• **PAGE EXCERPT**
# Transformer based Machine Translation Using GluonNLP

In this notebook, we introduce the *Transformer* model for sequence to sequence transduction.
Introduced in the [2017 NIPS paper "Attention is All You Need](https://arxiv.org/abs/1706.03762), the models are both more accurate and lighter to train than previous seq2seq models.
Because the model is a bit complicated we'll import some of the code to keep the nortebook managable, showing you the important parts: we'll introduce the data format used by the model and load up a pretrained model that achieves state of the art results on the
WMT 2014 English-German dataset.
Finally we will show how to evaluate the model
and translate a few sentences ourselves with the `BeamSearchTranslator`.

## Preparation 

In [1]:
import warnings
warnings.filterwarnings('ignore')

import random
import numpy as np
import mxnet as mx
from mxnet import gluon
import gluonnlp as nlp
import nmt

ctx = mx.gpu(0)

### Pretrained Model

GluonNLP provides pretrained models for many standard architectures.
First, let's retrieve a model pretrained on the WMT2014 English-to-German task.

• **PROVIDED MATERIAL**
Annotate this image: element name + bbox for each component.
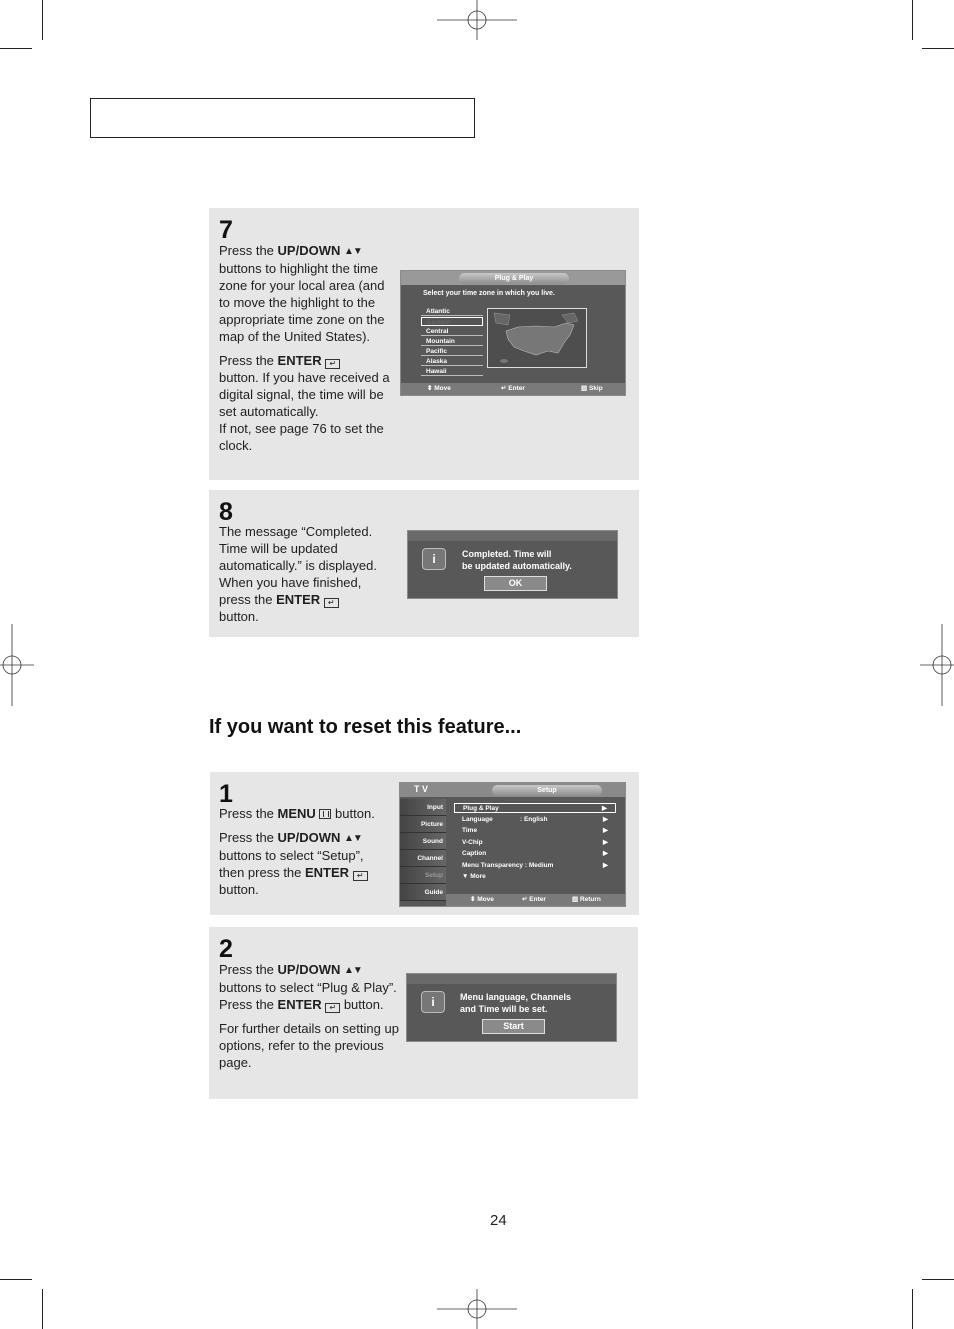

• **YOUR TASKS**
1. In the Transformer translation notebook, why is some of the code imported instead of written out in the notebook?
2. Continue the notebook on Transformer-based machine translation with GluonNLP, starting after its last sentence.

• **RESULTS BY TASK**
1. The Transformer model is a bit complicated, so part of the code is imported to keep the notebook manageable while still showing the important parts.

2.
In [2]:
transformer_model, src_vocab, tgt_vocab = nmt.transformer.get_model(
    'transformer_en_de_512',
    dataset_name='WMT2014',
    pretrained=True,
    ctx=ctx)

In [3]:
print(src_vocab)
print(tgt_vocab)

Vocab(size=36794, unk="<unk>", reserved="['<eos>', '<bos>', '<eos>']")
Vocab(size=36794, unk="<unk>", reserved="['<eos>', '<bos>', '<eos>']")


In [4]:
print(transformer_model)

NMTModel(
  (encoder): TransformerEncoder(
    (dropout_layer): Dropout(p = 0.1, axes=())
    (layer_norm): LayerNorm(eps=1e-05, axis=-1, center=True, scale=True, in_channels=512)
    (transformer_cells): HybridSequential(
      (0): TransformerEncoderCell(
        (dropout_layer): Dropout(p = 0.1, axes=())
        (attention_cell): MultiHeadAttentionCell(
          (_base_cell): DotProductAttentionCell(
            (_dropout_layer): Dropout(p = 0.1, axes=())
          )
          (proj_query): Dense(512 -> 512, linear)
          (proj_key): Dense(512 -> 512, linear)
          (proj_value): Dense(512 -> 512, linear)
        )
        (proj): Dense(512 -> 512, linear)
        (ffn): PositionwiseFFN(
          (ffn_1): Dense(512 -> 2048, Activation(relu))
          (ffn_2): Dense(2048 -> 512, linear)
          (dropout_layer): Dropout(p = 0.1, axes=())
          (layer_norm): LayerNorm(eps=1e-05, axis=-1, center=True, scale=True, in_channels=512)
        )
        (layer_norm): LayerNorm

### Dataset

The following shows how to process the dataset.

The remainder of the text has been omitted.